>> START Record set

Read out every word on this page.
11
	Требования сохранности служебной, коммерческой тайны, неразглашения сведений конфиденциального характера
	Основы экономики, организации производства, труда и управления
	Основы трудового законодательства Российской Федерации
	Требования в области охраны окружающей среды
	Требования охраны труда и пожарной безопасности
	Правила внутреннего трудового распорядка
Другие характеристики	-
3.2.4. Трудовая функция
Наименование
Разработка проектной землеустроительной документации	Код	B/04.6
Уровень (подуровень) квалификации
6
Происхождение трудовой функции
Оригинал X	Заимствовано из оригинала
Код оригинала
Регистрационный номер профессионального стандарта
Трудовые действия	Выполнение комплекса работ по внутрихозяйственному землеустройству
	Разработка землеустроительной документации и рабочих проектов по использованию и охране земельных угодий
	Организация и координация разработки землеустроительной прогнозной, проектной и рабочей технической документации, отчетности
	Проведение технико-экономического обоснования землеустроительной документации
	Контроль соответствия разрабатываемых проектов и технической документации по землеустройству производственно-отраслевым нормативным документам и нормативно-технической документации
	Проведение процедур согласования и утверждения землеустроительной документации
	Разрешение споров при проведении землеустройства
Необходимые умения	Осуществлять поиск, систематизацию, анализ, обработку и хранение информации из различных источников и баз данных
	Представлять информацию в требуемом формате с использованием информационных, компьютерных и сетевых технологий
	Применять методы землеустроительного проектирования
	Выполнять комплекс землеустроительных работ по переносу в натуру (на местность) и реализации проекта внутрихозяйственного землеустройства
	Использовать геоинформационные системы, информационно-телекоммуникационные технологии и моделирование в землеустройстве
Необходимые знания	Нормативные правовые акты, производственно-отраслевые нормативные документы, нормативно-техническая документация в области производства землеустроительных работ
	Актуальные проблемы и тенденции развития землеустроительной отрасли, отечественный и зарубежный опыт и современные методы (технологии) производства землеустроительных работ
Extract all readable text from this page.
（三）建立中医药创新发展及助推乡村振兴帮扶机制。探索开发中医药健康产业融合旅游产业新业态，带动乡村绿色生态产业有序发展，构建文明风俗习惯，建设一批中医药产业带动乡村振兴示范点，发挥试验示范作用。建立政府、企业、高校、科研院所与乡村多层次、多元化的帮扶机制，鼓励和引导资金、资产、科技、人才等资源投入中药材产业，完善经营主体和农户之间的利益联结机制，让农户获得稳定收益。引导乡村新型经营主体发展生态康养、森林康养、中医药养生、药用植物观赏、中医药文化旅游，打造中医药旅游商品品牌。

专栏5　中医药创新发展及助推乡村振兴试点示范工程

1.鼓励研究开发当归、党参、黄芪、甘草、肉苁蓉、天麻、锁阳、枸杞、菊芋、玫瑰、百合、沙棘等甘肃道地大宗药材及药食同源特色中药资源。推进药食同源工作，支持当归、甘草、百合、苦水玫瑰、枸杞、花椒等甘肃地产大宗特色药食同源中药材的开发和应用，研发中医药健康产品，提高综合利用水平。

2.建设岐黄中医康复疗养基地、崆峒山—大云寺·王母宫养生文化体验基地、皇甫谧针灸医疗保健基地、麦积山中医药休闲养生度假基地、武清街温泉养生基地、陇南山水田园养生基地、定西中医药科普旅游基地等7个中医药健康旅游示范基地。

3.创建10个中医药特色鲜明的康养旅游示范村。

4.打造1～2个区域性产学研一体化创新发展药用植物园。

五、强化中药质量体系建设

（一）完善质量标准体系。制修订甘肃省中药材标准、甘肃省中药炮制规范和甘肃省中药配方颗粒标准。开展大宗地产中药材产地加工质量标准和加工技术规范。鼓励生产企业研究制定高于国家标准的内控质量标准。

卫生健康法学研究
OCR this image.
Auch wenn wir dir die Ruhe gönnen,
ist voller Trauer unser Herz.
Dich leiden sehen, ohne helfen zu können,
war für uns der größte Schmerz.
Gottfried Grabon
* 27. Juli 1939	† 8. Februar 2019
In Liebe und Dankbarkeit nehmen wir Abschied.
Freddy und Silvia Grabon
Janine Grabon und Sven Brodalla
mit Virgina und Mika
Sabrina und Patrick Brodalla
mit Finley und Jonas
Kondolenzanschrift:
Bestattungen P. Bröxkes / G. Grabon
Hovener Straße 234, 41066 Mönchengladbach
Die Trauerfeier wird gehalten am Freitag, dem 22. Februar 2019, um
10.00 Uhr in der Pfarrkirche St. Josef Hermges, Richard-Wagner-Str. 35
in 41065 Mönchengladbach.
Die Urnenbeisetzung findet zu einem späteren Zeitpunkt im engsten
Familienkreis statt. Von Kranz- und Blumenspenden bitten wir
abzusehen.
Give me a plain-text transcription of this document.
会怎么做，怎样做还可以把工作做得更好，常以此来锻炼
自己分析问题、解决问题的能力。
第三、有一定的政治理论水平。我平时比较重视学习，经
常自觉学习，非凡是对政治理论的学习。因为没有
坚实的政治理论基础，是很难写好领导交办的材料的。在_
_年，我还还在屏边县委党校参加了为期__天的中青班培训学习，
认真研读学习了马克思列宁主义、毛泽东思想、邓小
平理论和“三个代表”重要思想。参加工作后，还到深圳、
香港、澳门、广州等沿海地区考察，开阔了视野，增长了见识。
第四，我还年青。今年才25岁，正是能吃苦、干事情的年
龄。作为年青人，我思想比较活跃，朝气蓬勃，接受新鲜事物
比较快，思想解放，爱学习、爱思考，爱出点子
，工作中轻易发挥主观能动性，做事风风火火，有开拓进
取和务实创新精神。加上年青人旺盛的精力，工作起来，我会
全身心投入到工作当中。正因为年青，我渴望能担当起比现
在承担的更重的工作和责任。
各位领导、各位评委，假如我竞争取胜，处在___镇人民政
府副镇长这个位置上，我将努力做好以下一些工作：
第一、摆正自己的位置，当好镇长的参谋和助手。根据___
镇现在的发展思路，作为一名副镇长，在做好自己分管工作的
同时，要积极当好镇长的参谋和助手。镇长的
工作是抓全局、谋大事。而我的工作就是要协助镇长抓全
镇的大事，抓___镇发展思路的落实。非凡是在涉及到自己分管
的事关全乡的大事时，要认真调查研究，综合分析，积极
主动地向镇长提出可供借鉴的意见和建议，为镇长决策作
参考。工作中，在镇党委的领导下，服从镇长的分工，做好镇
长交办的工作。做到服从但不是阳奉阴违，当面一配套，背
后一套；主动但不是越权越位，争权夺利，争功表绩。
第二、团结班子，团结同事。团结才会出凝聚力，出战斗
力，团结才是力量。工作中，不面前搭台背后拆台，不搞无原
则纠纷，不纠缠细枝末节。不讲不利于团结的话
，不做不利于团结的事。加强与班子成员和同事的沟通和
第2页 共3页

>> END Record set

- Exercise -
Copy out each line of the records where the string "Необходимые" appears.

- Correct answer -
Необходимые умения	Осуществлять поиск, систематизацию, анализ, обработку и хранение информации из различных источников и баз данных
Необходимые знания	Нормативные правовые акты, производственно-отраслевые нормативные документы, нормативно-техническая документация в области производства землеустроительных работ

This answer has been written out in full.